Directive:
Pull every line with the word "Note" out of the entries below.

━━━━━━━━━━━━━━━━━━━━

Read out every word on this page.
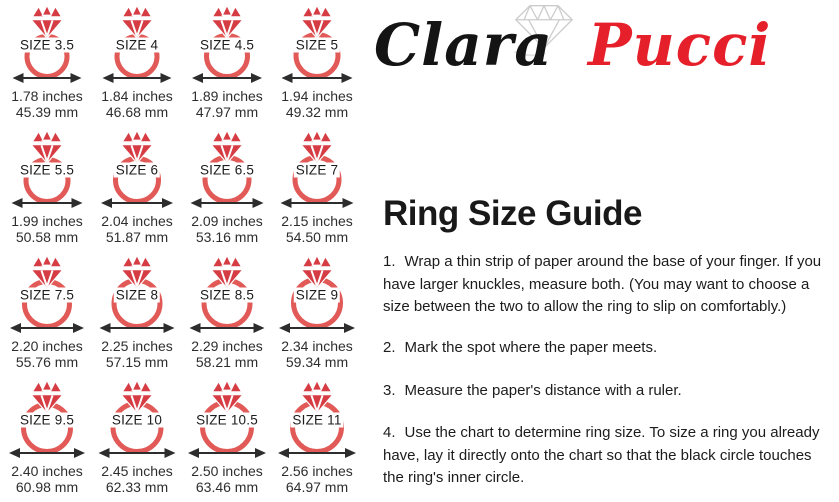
SIZE 3.5
1.78 inches
45.39 mm
SIZE 4
1.84 inches
46.68 mm
SIZE 4.5
1.89 inches
47.97 mm
SIZE 5
1.94 inches
49.32 mm
SIZE 5.5
1.99 inches
50.58 mm
SIZE 6
2.04 inches
51.87 mm
SIZE 6.5
2.09 inches
53.16 mm
SIZE 7
2.15 inches
54.50 mm
SIZE 7.5
2.20 inches
55.76 mm
SIZE 8
2.25 inches
57.15 mm
SIZE 8.5
2.29 inches
58.21 mm
SIZE 9
2.34 inches
59.34 mm
SIZE 9.5
2.40 inches
60.98 mm
SIZE 10
2.45 inches
62.33 mm
SIZE 10.5
2.50 inches
63.46 mm
SIZE 11
2.56 inches
64.97 mm
Clara Pucci
Ring Size Guide

1. Wrap a thin strip of paper around the base of your finger. If you have larger knuckles, measure both. (You may want to choose a size between the two to allow the ring to slip on comfortably.)

2. Mark the spot where the paper meets.

3. Measure the paper's distance with a ruler.

4. Use the chart to determine ring size. To size a ring you already have, lay it directly onto the chart so that the black circle touches the ring's inner circle.
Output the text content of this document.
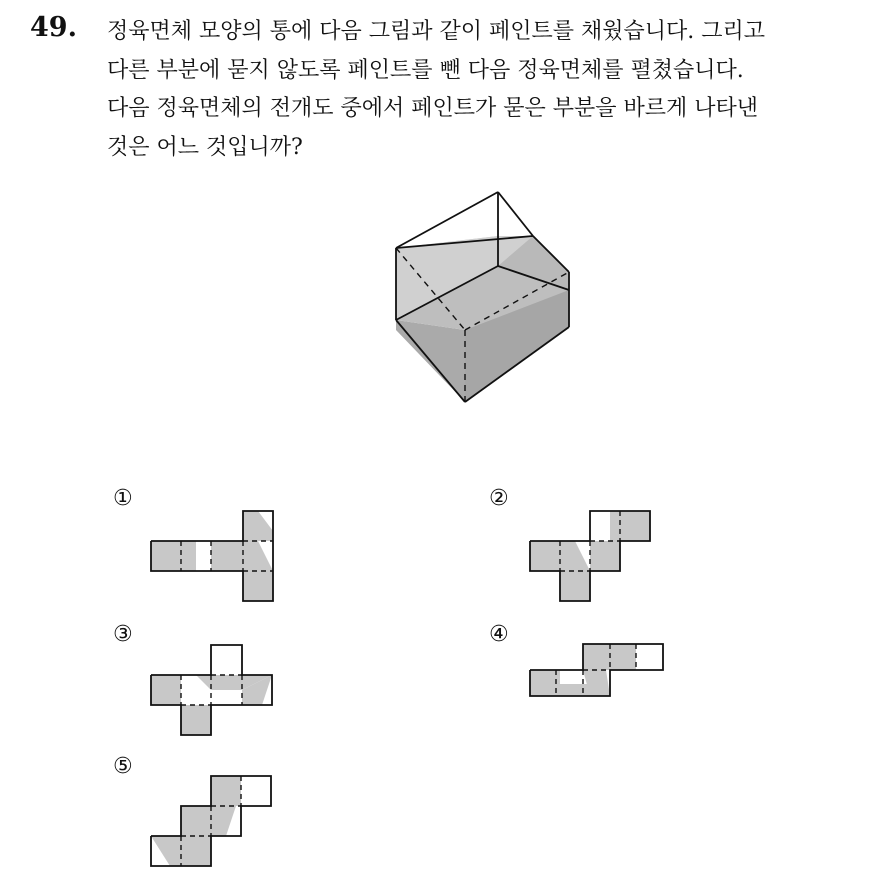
49. 정육면체 모양의 통에 다음 그림과 같이 페인트를 채웠습니다. 그리고
다른 부분에 묻지 않도록 페인트를 뺀 다음 정육면체를 펼쳤습니다.
다음 정육면체의 전개도 중에서 페인트가 묻은 부분을 바르게 나타낸
것은 어느 것입니까?
①	②
③	④
⑤
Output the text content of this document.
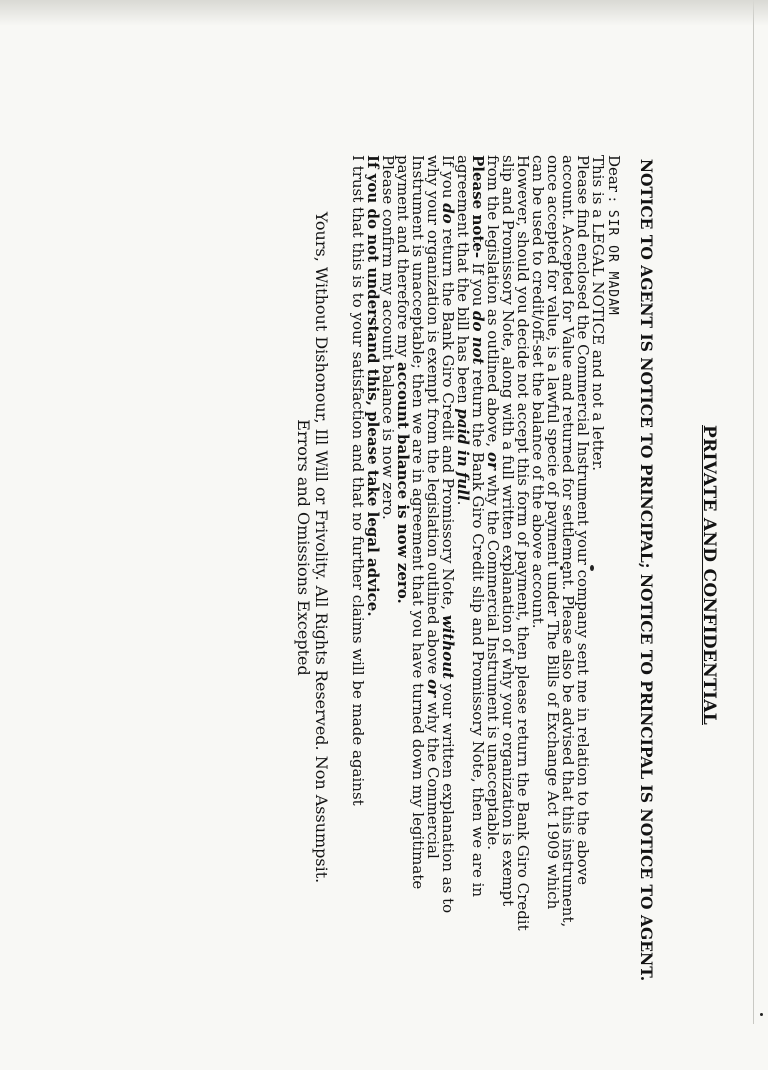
PRIVATE AND CONFIDENTIAL
NOTICE TO AGENT IS NOTICE TO PRINCIPAL; NOTICE TO PRINCIPAL IS NOTICE TO AGENT.

Dear :SIR OR MADAM

This is a LEGAL NOTICE and not a letter.

Please find enclosed the Commercial Instrument your company sent me in relation to the above account. Accepted for Value and returned for settlement. Please also be advised that this instrument, once accepted for value, is a lawful specie of payment under The Bills of Exchange Act 1909 which can be used to credit/off-set the balance of the above account.

However, should you decide not accept this form of payment, then please return the Bank Giro Credit slip and Promissory Note, along with a full written explanation of why your organization is exempt from the legislation as outlined above, or why the Commercial Instrument is unacceptable.

Please note- If you do not return the Bank Giro Credit slip and Promissory Note, then we are in agreement that the bill has been paid in full.

If you do return the Bank Giro Credit and Promissory Note, without your written explanation as to why your organization is exempt from the legislation outlined above or why the Commercial Instrument is unacceptable; then we are in agreement that you have turned down my legitimate payment and therefore my account balance is now zero.

Please confirm my account balance is now zero.

If you do not understand this, please take legal advice.

I trust that this is to your satisfaction and that no further claims will be made against

Yours, Without Dishonour, Ill Will or Frivolity. All Rights Reserved. Non Assumpsit.
Errors and Omissions Excepted
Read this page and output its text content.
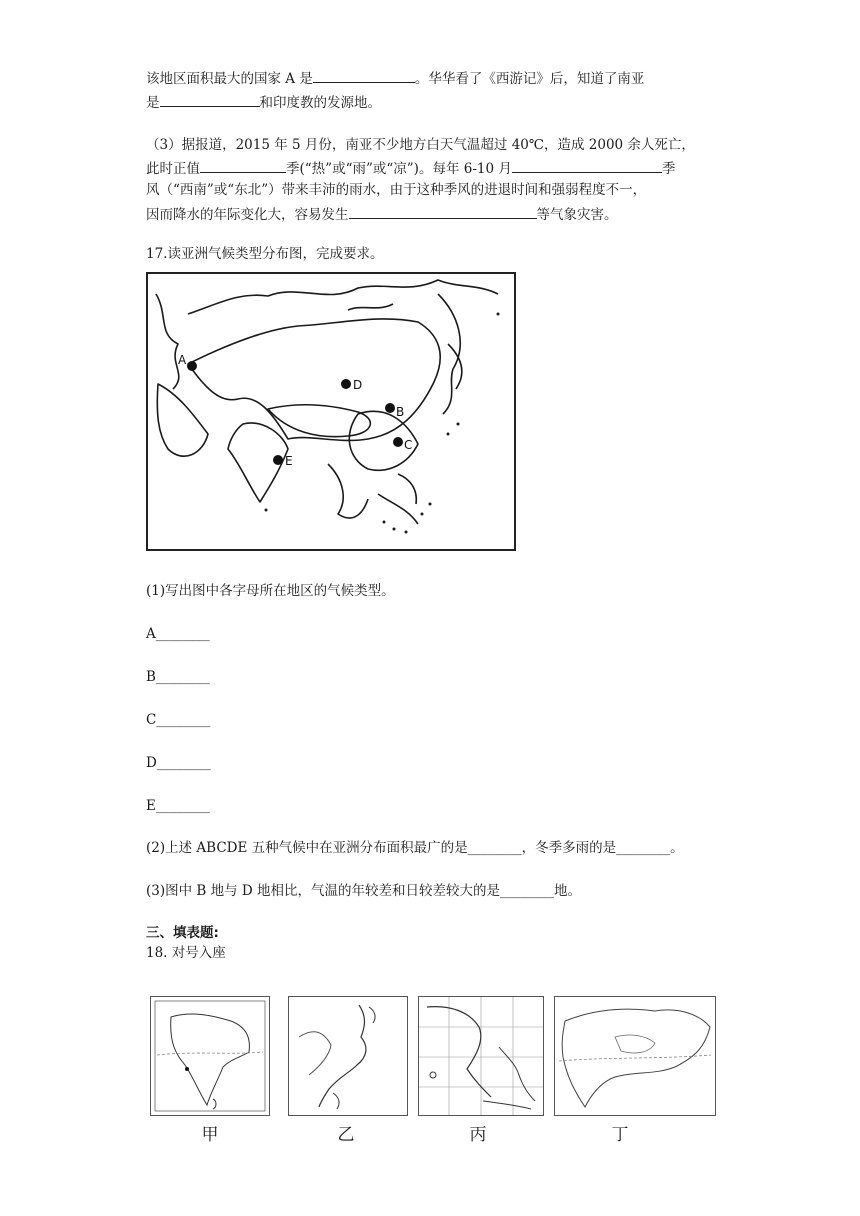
该地区面积最大的国家 A 是	。华华看了《西游记》后，知道了南亚
是	和印度教的发源地。
（3）据报道，2015 年 5 月份，南亚不少地方白天气温超过 40℃，造成 2000 余人死亡，
此时正值	季(“热”或“雨”或“凉”)。每年 6-10 月	季
风（“西南”或“东北”）带来丰沛的雨水，由于这种季风的进退时间和强弱程度不一，
因而降水的年际变化大，容易发生	等气象灾害。
17.读亚洲气候类型分布图，完成要求。
A
B
C
D
E
(1)写出图中各字母所在地区的气候类型。
A________
B________
C________
D________
E________
(2)上述 ABCDE 五种气候中在亚洲分布面积最广的是________，冬季多雨的是________。
(3)图中 B 地与 D 地相比，气温的年较差和日较差较大的是________地。
三、填表题:
18. 对号入座
甲	乙	丙	丁
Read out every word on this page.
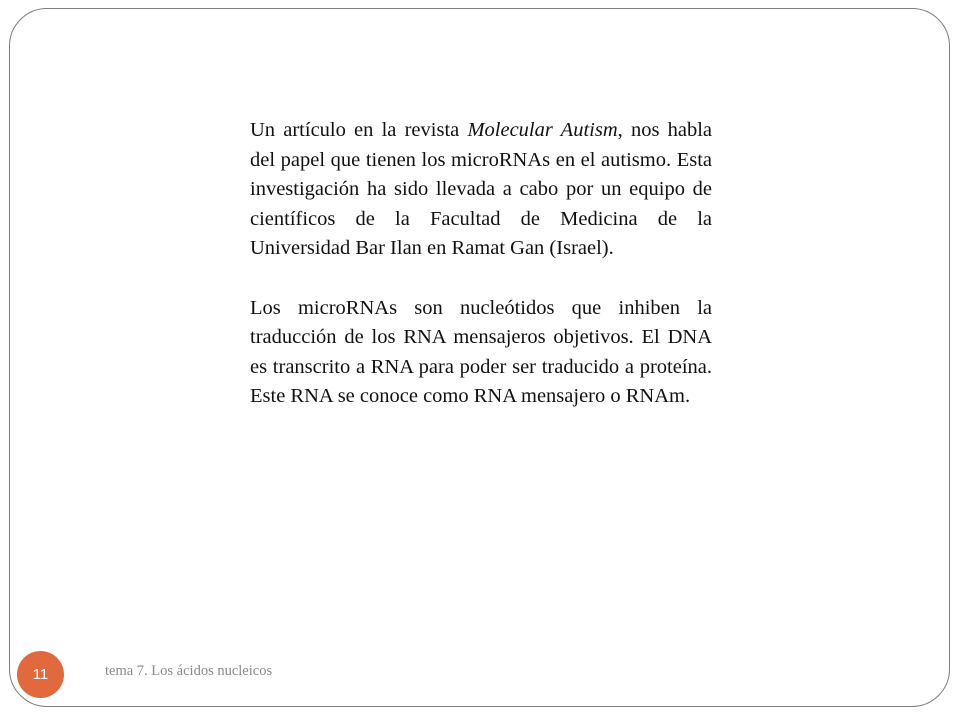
Un artículo en la revista Molecular Autism, nos habla del papel que tienen los microRNAs en el autismo. Esta investigación ha sido llevada a cabo por un equipo de científicos de la Facultad de Medicina de la Universidad Bar Ilan en Ramat Gan (Israel).

Los microRNAs son nucleótidos que inhiben la traducción de los RNA mensajeros objetivos. El DNA es transcrito a RNA para poder ser traducido a proteína. Este RNA se conoce como RNA mensajero o RNAm.

11	tema 7. Los ácidos nucleicos
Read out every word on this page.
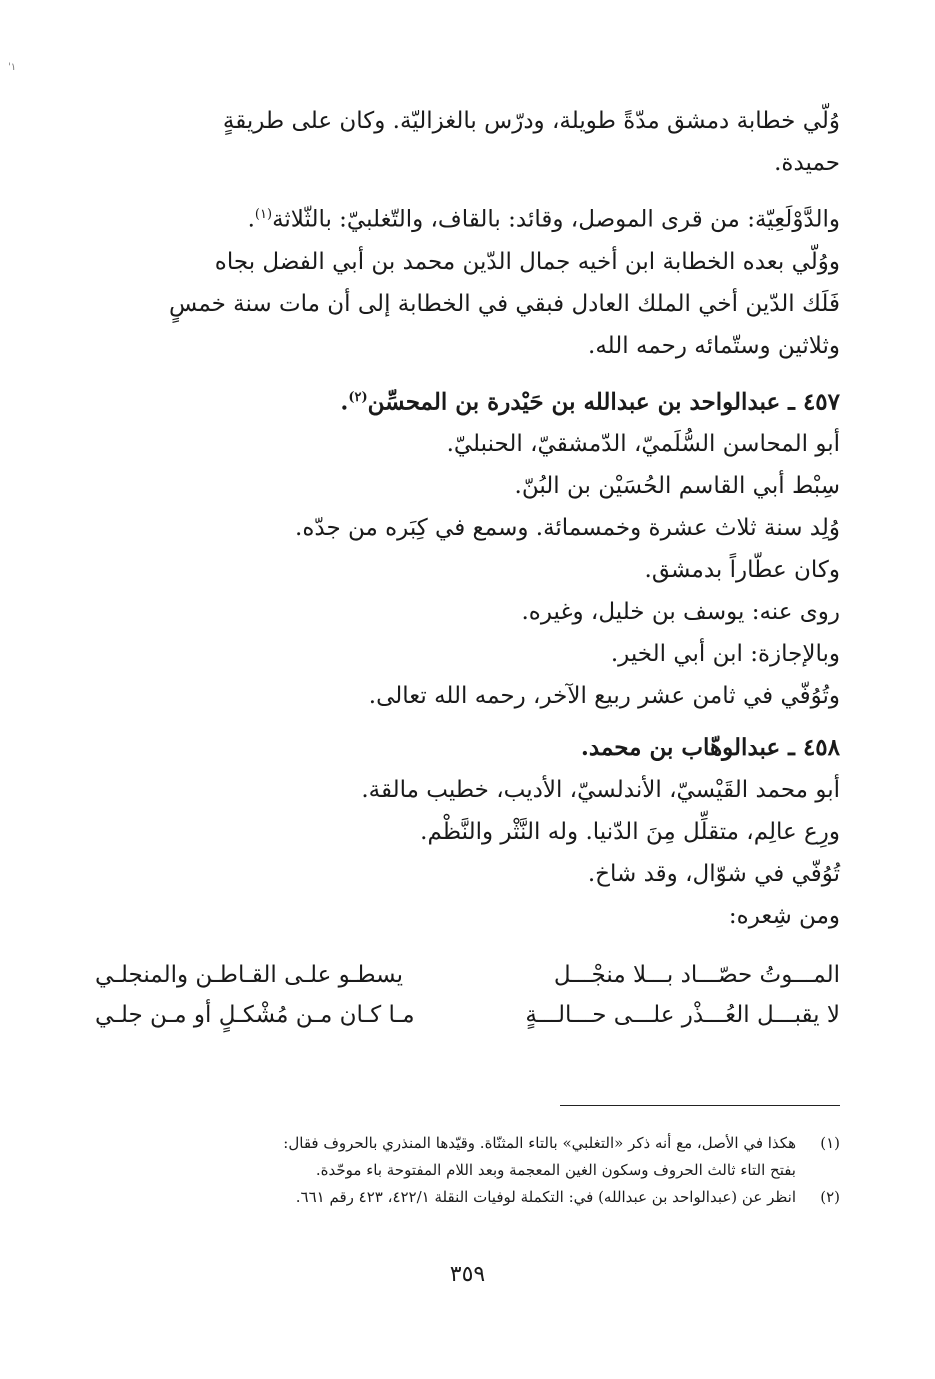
'١
وُلّي خطابة دمشق مدّةً طويلة، ودرّس بالغزاليّة. وكان على طريقةٍ
حميدة.
والدَّوْلَعِيّة: من قرى الموصل، وقائد: بالقاف، والتّغلبيّ: بالثّلاثة$^{(١)}$.
ووُلّي بعده الخطابة ابن أخيه جمال الدّين محمد بن أبي الفضل بجاه
فَلَك الدّين أخي الملك العادل فبقي في الخطابة إلى أن مات سنة خمسٍ
وثلاثين وستّمائه رحمه الله.
٤٥٧ ـ عبدالواحد بن عبدالله بن حَيْدرة بن المحسِّن$^{(٢)}$.
أبو المحاسن السُّلَميّ، الدّمشقيّ، الحنبليّ.
سِبْط أبي القاسم الحُسَيْن بن البُنّ.
وُلِد سنة ثلاث عشرة وخمسمائة. وسمع في كِبَره من جدّه.
وكان عطّاراً بدمشق.
روى عنه: يوسف بن خليل، وغيره.
وبالإجازة: ابن أبي الخير.
وتُوُفّي في ثامن عشر ربيع الآخر، رحمه الله تعالى.
٤٥٨ ـ عبدالوهّاب بن محمد.
أبو محمد القَيْسيّ، الأندلسيّ، الأديب، خطيب مالقة.
ورِع عالِم، متقلِّل مِنَ الدّنيا. وله النَّثْر والنَّظْم.
تُوُفّي في شوّال، وقد شاخ.
ومن شِعره:
المـــوتُ حصّـــاد بـــلا منجْـــل
يسطـو علـى القـاطـن والمنجلـي
لا يقبـــل العُـــذْر علـــى حـــالـــةٍ
مـا كـان مـن مُشْكـلٍ أو مـن جلـي
(١)
هكذا في الأصل، مع أنه ذكر «التغلبي» بالتاء المثنّاة. وقيّدها المنذري بالحروف فقال:
بفتح التاء ثالث الحروف وسكون الغين المعجمة وبعد اللام المفتوحة باء موحّدة.
(٢)
انظر عن (عبدالواحد بن عبدالله) في: التكملة لوفيات النقلة ٤٢٢/١، ٤٢٣ رقم ٦٦١.
٣٥٩
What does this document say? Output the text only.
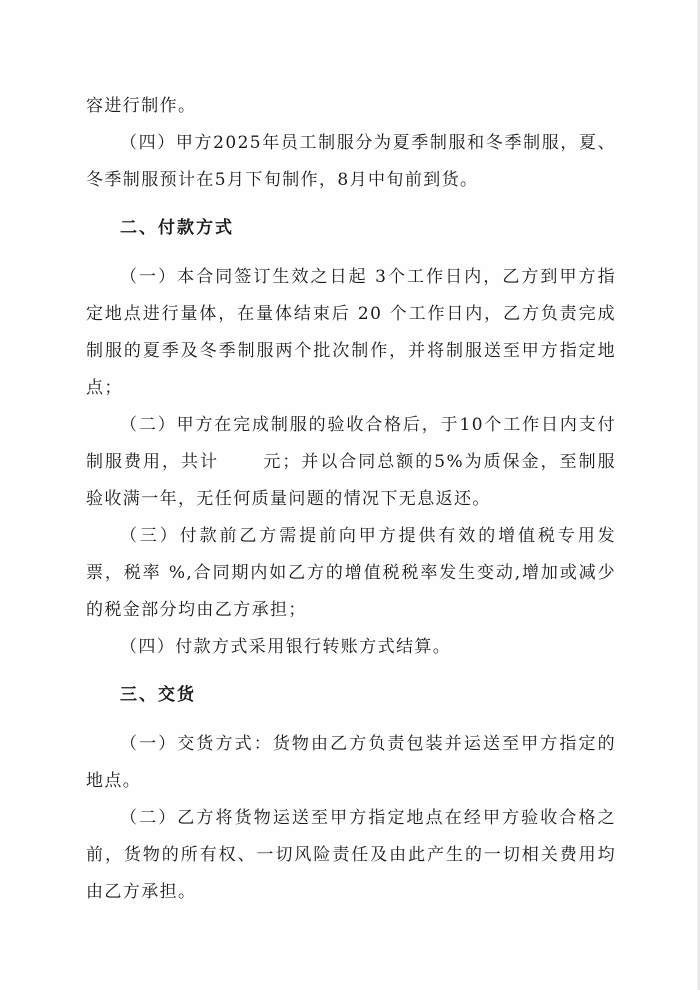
容进行制作。

（四）甲方2025年员工制服分为夏季制服和冬季制服，夏、冬季制服预计在5月下旬制作，8月中旬前到货。

二、付款方式

（一）本合同签订生效之日起 3个工作日内，乙方到甲方指定地点进行量体，在量体结束后 20 个工作日内，乙方负责完成制服的夏季及冬季制服两个批次制作，并将制服送至甲方指定地点；

（二）甲方在完成制服的验收合格后，于10个工作日内支付制服费用，共计      元；并以合同总额的5%为质保金，至制服验收满一年，无任何质量问题的情况下无息返还。

（三）付款前乙方需提前向甲方提供有效的增值税专用发票，税率 %,合同期内如乙方的增值税税率发生变动,增加或减少的税金部分均由乙方承担；

（四）付款方式采用银行转账方式结算。

三、交货

（一）交货方式：货物由乙方负责包装并运送至甲方指定的地点。

（二）乙方将货物运送至甲方指定地点在经甲方验收合格之前，货物的所有权、一切风险责任及由此产生的一切相关费用均由乙方承担。
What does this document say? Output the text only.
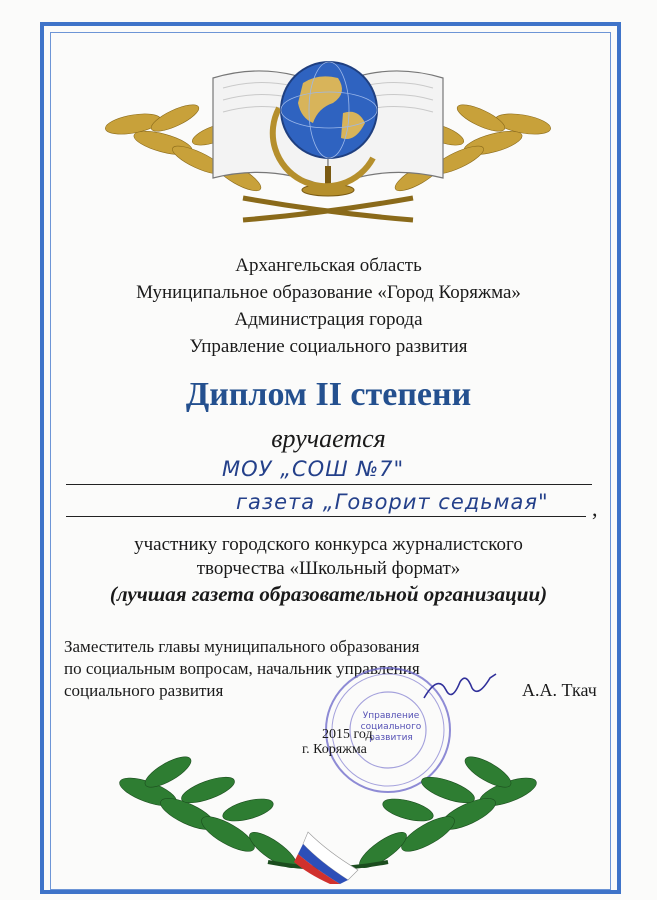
Архангельская область
Муниципальное образование «Город Коряжма»
Администрация города
Управление социального развития
Диплом II степени
вручается
МОУ „СОШ №7"
газета „Говорит седьмая" ,
участнику городского конкурса журналистского
творчества «Школьный формат»
(лучшая газета образовательной организации)
Заместитель главы муниципального образования
по социальным вопросам, начальник управления
социального развития	А.А. Ткач
Управление
социального
развития
2015 год
г. Коряжма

━━━━━━━━━━━━━━━━━━━━

Task answer:
However, should you decide not accept this form of payment, then please return the Bank Giro Credit slip and Promissory Note, along with a full written explanation of why your organization is exempt from the legislation as outlined above, or why the Commercial Instrument is unacceptable.
Please note- If you do not return the Bank Giro Credit slip and Promissory Note, then we are in agreement that the bill has been paid in full.
If you do return the Bank Giro Credit and Promissory Note, without your written explanation as to why your organization is exempt from the legislation outlined above or why the Commercial Instrument is unacceptable; then we are in agreement that you have turned down my legitimate payment and therefore my account balance is now zero.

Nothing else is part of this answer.